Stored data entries
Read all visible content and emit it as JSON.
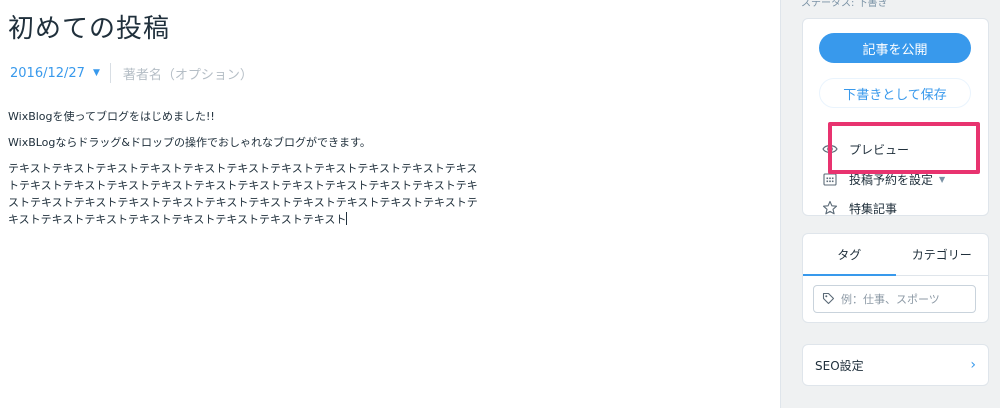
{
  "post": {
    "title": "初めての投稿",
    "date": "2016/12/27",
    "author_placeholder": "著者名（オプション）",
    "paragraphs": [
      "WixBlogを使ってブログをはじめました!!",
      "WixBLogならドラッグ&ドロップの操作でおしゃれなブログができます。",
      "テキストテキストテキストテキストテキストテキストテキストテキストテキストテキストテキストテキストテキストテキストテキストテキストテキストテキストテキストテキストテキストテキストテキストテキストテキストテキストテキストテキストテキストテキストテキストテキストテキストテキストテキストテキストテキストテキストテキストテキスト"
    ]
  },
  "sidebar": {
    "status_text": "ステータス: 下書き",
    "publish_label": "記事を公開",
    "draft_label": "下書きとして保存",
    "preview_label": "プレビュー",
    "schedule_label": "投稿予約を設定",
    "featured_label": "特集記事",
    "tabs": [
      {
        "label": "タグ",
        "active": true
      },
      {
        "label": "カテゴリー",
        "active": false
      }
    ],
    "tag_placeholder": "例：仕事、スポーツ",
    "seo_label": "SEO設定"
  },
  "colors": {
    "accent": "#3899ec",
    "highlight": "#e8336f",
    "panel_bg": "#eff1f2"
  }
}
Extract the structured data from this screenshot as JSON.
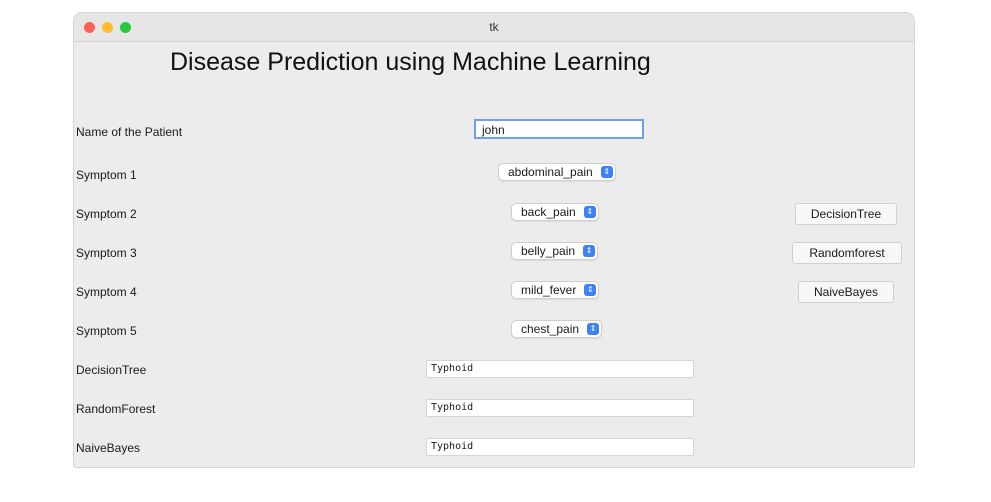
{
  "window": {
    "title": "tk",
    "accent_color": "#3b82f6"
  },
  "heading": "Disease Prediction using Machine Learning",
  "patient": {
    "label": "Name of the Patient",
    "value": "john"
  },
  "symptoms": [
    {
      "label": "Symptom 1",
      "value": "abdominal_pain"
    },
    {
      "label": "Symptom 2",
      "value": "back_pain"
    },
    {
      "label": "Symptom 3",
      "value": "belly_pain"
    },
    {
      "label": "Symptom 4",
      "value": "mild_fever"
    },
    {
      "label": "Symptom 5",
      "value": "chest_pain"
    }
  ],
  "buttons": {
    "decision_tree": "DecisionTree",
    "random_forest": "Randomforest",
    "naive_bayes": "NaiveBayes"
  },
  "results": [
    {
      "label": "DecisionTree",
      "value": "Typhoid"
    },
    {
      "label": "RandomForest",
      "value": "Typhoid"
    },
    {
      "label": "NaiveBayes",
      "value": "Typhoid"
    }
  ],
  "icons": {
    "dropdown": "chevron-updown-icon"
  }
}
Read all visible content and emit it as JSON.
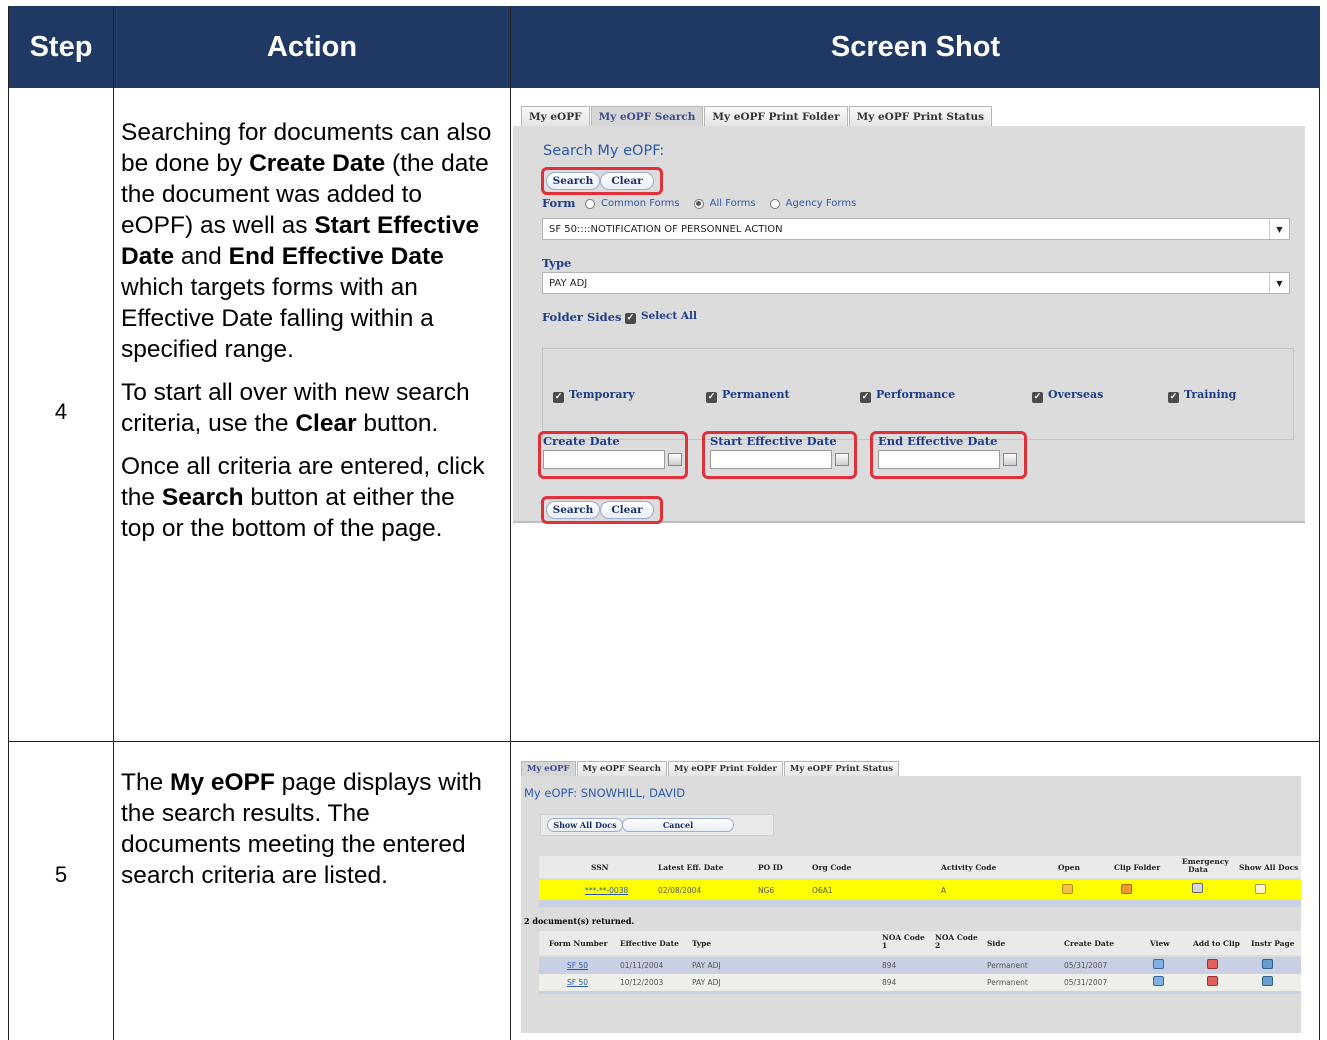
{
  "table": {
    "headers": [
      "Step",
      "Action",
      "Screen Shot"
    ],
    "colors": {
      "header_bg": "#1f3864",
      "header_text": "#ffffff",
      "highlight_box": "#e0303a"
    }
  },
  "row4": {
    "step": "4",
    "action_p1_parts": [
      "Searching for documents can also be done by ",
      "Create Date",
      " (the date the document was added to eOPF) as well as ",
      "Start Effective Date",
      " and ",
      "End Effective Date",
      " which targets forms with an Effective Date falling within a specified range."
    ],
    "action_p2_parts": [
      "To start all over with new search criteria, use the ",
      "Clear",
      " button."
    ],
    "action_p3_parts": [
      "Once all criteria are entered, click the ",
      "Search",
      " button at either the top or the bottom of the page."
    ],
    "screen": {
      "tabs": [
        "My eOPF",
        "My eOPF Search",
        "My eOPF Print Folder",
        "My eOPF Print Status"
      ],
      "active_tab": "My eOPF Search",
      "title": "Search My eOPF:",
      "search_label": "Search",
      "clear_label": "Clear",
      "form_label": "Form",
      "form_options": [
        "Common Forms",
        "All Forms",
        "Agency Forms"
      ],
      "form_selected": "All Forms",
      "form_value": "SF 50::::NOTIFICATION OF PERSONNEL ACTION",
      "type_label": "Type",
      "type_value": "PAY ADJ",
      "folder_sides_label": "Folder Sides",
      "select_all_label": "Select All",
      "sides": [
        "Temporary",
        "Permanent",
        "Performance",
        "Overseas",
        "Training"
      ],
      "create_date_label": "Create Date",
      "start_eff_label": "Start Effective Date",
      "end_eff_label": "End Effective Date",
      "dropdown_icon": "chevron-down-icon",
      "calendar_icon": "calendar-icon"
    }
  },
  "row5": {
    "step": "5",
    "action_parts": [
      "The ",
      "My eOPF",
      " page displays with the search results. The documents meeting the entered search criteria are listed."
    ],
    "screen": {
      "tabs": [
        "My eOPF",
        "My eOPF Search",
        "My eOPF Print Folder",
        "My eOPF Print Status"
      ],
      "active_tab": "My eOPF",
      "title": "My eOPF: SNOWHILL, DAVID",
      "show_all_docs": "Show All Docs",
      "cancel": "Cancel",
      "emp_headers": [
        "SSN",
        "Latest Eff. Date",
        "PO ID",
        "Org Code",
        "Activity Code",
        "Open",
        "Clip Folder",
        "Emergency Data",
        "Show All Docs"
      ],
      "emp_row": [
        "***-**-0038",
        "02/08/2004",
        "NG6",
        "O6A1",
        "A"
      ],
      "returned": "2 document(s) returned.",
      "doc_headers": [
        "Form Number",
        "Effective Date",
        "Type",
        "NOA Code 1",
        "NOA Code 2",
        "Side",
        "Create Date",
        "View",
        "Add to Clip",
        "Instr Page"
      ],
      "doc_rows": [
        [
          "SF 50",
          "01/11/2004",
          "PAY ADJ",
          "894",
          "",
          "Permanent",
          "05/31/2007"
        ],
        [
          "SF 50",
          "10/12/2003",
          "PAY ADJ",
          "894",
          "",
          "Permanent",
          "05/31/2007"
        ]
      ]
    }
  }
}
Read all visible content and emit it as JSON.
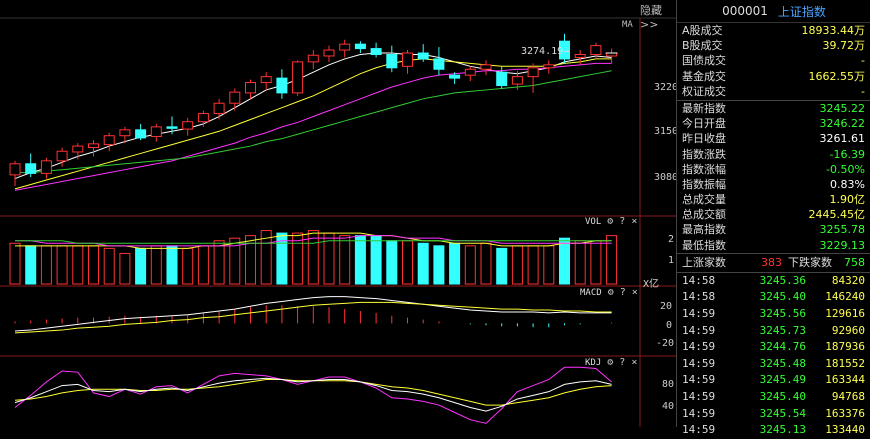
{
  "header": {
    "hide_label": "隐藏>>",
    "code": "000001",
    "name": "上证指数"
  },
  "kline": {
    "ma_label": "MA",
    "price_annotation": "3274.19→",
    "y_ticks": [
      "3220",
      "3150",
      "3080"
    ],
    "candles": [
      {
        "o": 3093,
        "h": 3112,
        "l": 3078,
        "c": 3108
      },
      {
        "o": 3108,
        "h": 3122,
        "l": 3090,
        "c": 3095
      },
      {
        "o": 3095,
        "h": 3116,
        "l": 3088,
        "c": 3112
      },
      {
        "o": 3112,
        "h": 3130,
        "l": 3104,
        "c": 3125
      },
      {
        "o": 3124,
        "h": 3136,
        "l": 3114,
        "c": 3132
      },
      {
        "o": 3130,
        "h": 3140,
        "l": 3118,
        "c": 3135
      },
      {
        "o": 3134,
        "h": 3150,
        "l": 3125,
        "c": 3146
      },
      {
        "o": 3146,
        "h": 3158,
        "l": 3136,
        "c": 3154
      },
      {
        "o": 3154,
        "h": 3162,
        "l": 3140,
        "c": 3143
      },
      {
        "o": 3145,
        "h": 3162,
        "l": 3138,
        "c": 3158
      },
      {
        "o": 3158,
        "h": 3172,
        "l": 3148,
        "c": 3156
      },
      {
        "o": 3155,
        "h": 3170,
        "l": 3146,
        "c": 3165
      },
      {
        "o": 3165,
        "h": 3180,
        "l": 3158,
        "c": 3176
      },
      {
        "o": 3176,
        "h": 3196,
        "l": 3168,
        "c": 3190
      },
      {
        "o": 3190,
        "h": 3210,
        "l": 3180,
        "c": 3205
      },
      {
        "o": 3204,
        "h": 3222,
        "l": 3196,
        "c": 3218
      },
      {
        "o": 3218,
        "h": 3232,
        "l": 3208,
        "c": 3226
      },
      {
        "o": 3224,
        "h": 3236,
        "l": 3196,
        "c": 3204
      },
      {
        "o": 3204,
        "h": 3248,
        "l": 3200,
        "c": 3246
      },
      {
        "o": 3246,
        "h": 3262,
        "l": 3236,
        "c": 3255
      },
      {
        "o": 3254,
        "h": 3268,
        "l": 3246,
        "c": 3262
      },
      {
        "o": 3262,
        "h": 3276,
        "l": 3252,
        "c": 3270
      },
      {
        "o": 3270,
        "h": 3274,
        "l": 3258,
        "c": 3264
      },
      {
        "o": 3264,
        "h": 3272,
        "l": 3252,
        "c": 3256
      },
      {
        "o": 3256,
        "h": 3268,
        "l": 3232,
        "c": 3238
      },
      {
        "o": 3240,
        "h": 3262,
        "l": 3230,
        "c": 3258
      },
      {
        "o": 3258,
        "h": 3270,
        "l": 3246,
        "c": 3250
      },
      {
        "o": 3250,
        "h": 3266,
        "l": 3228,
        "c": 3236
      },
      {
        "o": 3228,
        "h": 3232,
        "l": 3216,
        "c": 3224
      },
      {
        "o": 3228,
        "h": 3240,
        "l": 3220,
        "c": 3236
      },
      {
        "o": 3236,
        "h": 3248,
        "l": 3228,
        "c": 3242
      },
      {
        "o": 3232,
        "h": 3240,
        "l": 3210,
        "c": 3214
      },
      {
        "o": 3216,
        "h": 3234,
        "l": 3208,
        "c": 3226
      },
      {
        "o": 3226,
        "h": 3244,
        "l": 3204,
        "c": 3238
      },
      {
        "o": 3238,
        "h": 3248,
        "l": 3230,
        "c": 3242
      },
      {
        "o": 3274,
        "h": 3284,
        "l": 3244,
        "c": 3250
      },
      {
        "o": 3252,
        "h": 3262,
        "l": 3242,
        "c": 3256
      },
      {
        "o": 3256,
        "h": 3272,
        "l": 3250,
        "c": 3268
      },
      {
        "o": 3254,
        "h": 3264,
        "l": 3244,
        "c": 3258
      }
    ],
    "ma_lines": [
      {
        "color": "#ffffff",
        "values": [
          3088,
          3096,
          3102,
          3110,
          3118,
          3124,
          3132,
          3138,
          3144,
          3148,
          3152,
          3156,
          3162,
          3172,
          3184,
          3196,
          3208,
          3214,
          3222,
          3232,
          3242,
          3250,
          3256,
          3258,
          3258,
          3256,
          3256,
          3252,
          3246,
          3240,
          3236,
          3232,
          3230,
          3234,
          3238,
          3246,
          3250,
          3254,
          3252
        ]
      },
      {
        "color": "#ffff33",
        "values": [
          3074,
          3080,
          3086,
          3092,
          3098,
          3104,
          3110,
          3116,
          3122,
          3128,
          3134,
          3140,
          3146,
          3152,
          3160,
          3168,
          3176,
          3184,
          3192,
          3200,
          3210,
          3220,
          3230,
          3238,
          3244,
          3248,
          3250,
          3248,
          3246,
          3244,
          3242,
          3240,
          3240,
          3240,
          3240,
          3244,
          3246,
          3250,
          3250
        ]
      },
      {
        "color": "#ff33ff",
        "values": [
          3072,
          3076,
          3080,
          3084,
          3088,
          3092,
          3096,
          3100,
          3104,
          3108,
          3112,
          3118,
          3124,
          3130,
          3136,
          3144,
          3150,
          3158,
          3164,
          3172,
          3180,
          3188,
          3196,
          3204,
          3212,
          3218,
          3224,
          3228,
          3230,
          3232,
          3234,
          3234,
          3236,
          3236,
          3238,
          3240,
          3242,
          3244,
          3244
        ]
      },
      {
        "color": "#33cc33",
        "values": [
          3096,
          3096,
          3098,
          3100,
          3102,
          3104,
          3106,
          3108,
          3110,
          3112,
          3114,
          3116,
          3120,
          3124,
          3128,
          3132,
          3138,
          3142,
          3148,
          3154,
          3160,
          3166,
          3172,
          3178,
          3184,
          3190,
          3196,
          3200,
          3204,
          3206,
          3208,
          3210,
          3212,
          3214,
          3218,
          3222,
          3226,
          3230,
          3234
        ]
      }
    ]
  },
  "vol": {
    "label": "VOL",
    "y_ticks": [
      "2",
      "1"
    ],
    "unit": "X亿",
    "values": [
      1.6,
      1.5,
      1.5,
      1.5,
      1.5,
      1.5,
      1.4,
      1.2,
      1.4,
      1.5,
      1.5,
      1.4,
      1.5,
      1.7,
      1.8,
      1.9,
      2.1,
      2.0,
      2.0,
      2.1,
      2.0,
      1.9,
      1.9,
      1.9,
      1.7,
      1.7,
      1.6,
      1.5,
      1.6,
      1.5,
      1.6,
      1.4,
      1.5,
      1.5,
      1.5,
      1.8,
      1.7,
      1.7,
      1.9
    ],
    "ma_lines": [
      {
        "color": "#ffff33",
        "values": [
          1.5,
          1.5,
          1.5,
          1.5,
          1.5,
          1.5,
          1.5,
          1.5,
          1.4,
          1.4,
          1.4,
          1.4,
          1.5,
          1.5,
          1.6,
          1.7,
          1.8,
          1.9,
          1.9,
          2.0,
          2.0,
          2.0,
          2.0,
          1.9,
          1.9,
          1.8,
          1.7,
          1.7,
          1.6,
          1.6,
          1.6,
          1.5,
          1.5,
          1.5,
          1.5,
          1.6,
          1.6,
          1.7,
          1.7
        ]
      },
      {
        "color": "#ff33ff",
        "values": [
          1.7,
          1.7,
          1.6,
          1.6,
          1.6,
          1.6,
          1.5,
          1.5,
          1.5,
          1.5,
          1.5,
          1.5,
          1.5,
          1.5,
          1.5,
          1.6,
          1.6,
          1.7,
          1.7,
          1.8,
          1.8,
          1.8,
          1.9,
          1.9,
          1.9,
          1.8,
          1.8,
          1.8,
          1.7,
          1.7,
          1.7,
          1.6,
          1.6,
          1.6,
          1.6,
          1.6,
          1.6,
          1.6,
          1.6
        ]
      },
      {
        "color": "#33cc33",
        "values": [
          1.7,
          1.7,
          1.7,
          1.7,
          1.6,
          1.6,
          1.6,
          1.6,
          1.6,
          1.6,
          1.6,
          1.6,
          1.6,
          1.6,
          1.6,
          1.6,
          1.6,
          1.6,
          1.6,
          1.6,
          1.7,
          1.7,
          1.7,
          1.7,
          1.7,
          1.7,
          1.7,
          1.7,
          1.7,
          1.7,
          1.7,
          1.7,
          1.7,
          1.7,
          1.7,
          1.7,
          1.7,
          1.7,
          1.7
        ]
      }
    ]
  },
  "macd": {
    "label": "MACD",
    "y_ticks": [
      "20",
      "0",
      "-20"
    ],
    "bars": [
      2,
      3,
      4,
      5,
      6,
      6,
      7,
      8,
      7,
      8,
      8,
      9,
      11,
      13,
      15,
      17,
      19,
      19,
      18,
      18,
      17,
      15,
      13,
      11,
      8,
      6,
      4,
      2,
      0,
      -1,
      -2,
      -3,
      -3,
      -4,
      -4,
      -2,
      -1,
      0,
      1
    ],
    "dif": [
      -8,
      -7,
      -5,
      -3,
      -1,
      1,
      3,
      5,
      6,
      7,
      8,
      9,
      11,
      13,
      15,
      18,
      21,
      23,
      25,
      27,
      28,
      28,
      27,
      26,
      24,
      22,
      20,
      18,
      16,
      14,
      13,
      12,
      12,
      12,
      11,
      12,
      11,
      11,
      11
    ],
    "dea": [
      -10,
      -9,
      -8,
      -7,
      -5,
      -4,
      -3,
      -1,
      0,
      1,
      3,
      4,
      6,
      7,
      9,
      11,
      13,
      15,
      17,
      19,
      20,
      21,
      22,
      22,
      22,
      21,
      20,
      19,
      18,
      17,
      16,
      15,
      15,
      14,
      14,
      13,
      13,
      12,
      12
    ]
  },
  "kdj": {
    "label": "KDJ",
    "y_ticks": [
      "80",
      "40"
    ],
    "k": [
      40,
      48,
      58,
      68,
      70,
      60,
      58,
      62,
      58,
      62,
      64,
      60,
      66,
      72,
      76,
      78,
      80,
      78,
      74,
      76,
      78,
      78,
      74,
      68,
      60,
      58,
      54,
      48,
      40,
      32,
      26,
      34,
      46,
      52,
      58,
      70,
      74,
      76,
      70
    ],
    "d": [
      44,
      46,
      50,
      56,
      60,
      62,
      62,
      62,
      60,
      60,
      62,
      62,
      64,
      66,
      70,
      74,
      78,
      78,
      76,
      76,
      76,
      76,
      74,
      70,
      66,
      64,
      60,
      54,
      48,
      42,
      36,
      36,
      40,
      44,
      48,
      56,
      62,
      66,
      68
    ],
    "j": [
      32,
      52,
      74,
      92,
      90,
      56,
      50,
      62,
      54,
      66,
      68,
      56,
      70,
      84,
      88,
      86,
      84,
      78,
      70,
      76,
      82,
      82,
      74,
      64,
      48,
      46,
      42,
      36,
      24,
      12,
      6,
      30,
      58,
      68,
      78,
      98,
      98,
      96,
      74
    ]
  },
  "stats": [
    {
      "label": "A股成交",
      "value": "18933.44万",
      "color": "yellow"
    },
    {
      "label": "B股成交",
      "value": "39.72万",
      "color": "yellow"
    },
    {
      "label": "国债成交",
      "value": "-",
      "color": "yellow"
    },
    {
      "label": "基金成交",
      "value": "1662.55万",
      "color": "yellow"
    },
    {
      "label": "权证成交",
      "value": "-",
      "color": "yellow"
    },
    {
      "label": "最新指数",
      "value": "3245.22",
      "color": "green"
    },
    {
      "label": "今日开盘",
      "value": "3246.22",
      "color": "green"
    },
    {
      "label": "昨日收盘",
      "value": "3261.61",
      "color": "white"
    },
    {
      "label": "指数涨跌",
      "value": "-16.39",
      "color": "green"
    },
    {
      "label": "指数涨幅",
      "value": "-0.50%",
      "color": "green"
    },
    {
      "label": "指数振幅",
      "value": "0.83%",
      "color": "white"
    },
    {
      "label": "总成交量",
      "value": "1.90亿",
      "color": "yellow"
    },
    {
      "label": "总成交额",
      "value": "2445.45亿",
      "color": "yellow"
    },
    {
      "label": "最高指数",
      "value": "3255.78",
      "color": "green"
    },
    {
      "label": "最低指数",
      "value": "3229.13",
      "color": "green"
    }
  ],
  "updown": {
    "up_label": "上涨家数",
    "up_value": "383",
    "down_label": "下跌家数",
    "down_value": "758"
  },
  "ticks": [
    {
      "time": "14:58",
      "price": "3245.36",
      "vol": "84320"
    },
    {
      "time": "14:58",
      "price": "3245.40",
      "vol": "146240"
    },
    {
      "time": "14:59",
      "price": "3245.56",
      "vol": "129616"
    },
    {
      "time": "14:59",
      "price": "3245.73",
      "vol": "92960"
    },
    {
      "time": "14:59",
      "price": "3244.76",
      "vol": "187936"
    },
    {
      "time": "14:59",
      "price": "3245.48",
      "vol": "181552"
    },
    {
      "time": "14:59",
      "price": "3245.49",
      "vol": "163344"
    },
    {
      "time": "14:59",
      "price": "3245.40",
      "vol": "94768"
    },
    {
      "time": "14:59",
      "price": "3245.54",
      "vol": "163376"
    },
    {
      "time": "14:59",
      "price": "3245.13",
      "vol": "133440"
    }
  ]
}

* Problem to work on
Scan the material above for the string "Folder" and report each line where you find it.

* Result of this exercise
        "My eOPF Print Folder",
      "folder_sides_label": "Folder Sides",
        "My eOPF Print Folder",
        "Clip Folder",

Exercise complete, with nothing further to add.